Request: Your task is to copy every line of the entries that contains "pembuatan".

------------------------------------------------------------------------

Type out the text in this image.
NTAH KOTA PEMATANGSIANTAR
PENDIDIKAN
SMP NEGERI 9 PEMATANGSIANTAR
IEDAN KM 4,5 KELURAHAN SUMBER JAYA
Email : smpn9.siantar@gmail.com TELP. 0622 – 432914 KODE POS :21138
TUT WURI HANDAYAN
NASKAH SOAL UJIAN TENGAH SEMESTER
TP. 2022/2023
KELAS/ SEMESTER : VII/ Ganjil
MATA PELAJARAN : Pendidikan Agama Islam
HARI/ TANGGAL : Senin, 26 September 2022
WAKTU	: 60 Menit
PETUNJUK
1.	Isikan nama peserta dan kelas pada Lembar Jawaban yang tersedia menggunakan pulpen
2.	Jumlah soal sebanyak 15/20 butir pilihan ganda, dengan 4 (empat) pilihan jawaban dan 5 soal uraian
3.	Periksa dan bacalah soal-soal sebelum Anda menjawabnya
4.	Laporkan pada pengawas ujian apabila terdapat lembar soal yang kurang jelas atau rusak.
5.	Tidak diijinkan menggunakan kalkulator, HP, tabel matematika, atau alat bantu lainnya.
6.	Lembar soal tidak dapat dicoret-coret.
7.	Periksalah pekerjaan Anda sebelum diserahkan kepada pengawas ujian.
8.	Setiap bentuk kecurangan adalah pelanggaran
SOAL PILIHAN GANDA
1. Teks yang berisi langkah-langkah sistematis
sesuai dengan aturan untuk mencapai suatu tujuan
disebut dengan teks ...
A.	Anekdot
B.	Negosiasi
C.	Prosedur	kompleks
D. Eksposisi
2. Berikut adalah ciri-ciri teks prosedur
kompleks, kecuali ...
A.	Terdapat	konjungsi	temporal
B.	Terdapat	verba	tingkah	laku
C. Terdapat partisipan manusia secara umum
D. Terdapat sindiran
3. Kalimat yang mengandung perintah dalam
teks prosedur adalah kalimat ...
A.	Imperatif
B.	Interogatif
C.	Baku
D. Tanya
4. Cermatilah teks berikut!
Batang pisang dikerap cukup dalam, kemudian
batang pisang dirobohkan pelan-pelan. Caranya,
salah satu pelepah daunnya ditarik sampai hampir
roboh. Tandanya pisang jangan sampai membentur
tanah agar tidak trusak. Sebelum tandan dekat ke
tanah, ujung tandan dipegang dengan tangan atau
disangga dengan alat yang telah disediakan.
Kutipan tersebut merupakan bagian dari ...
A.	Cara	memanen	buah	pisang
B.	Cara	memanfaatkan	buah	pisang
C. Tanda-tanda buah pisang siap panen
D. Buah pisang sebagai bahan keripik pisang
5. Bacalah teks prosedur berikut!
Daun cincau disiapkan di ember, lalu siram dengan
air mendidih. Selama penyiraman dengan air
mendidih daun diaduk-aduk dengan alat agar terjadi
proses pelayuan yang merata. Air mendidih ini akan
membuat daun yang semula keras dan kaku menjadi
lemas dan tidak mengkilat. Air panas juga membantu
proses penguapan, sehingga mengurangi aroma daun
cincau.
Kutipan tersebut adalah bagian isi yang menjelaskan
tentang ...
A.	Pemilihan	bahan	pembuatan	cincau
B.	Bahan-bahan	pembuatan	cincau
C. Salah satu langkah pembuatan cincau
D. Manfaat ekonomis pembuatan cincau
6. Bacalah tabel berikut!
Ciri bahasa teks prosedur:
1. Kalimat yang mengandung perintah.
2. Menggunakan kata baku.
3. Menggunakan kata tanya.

------------------------------------------------------------------------

Finished task:
A.	Pemilihan	bahan	pembuatan	cincau
B.	Bahan-bahan	pembuatan	cincau
C. Salah satu langkah pembuatan cincau
D. Manfaat ekonomis pembuatan cincau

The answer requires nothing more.